**The problem**
Where a line of the listing below includes the word "image", reproduce that line.

**Listing**
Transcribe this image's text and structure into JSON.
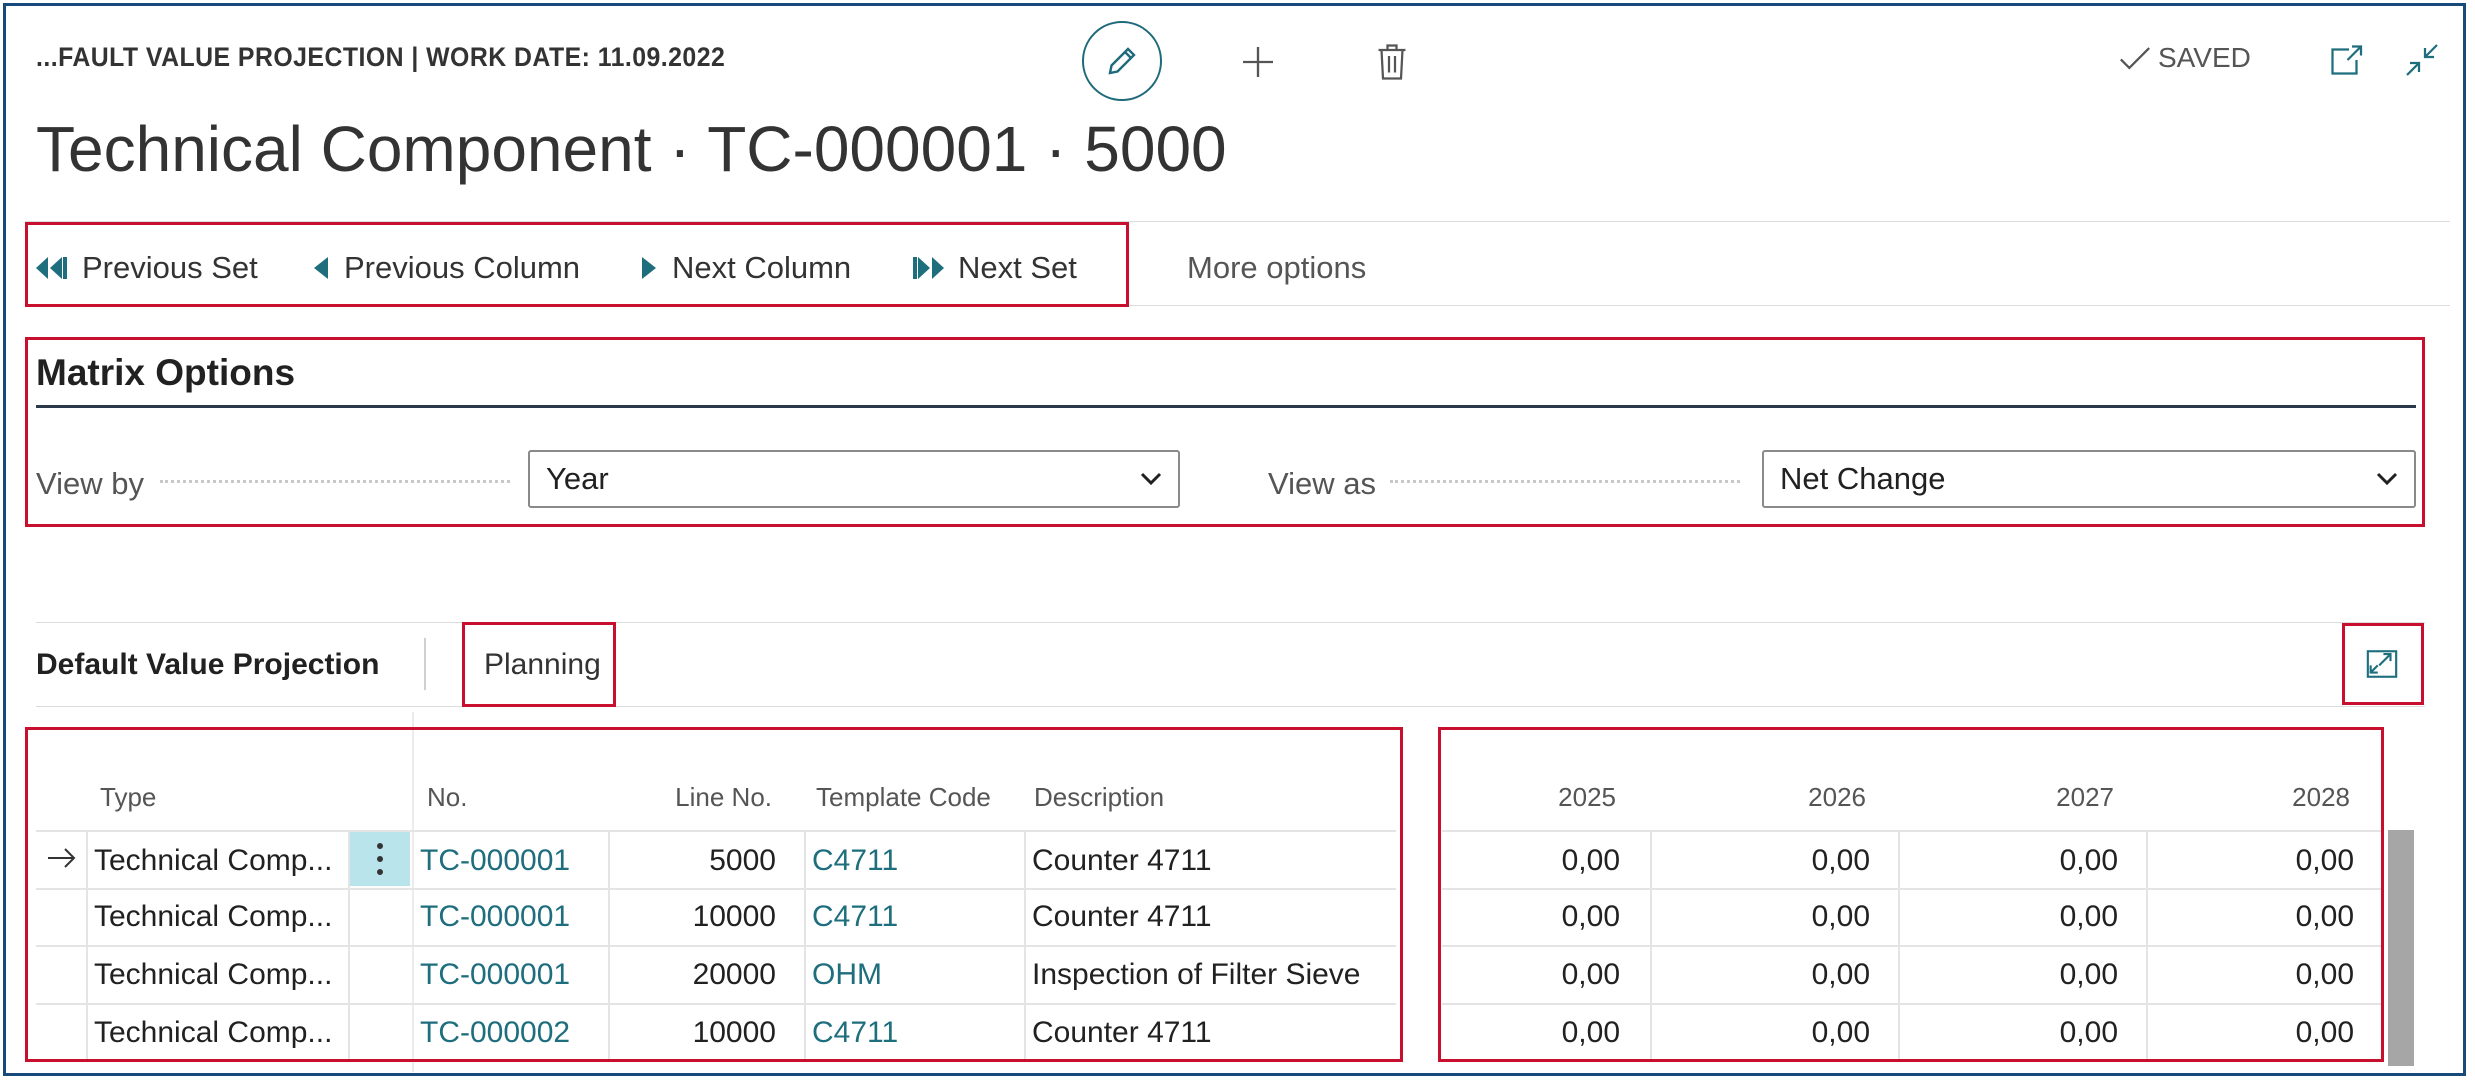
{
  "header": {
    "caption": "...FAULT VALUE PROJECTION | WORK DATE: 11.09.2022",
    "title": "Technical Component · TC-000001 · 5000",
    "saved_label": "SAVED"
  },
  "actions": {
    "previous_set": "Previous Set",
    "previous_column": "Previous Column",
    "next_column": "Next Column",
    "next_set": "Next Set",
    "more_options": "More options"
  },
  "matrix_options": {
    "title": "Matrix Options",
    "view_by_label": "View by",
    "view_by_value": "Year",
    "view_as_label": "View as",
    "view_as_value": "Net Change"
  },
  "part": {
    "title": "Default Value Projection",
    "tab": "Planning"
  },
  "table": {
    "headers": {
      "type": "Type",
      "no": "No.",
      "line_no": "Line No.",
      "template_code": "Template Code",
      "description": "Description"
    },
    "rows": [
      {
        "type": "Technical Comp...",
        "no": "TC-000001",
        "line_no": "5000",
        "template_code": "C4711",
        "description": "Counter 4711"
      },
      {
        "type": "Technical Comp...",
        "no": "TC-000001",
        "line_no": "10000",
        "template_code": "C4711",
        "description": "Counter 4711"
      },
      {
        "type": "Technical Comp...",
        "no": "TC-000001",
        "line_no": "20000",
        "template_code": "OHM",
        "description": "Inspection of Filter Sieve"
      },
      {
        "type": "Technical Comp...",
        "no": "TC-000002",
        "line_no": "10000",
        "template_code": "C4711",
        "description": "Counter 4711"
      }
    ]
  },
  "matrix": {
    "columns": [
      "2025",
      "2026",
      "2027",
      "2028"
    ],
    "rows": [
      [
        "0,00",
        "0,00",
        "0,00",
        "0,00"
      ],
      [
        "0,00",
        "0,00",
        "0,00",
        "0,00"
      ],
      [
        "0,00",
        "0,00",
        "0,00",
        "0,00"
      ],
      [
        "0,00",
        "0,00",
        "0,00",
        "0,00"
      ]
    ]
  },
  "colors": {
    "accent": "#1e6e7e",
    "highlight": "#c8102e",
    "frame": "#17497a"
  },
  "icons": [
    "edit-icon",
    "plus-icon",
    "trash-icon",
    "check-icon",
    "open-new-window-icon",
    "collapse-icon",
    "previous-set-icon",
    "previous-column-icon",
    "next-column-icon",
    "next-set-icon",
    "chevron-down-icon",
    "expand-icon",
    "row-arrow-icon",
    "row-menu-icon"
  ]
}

==

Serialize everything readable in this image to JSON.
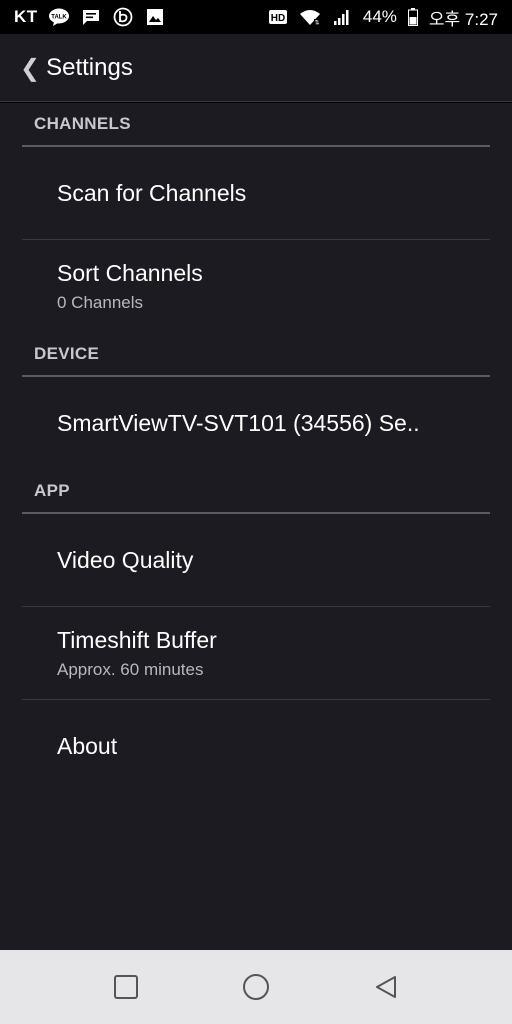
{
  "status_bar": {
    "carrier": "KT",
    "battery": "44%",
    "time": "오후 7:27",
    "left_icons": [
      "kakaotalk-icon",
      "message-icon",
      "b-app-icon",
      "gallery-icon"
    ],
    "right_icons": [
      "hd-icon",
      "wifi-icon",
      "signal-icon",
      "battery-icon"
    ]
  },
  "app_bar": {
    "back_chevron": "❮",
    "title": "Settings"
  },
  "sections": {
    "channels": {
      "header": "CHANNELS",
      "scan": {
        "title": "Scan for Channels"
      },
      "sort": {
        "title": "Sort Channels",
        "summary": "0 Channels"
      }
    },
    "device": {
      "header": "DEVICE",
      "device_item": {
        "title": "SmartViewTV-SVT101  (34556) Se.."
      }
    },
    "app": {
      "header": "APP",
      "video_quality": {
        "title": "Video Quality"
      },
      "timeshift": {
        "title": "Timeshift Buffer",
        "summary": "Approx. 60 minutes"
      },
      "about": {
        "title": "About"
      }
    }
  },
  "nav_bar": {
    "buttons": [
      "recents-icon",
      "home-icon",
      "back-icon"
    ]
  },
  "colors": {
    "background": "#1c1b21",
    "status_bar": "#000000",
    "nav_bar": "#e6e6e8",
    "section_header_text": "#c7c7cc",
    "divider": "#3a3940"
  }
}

**The reply**
Transcribe this image's text and structure into JSON.
Serialize everything readable in this image to JSON.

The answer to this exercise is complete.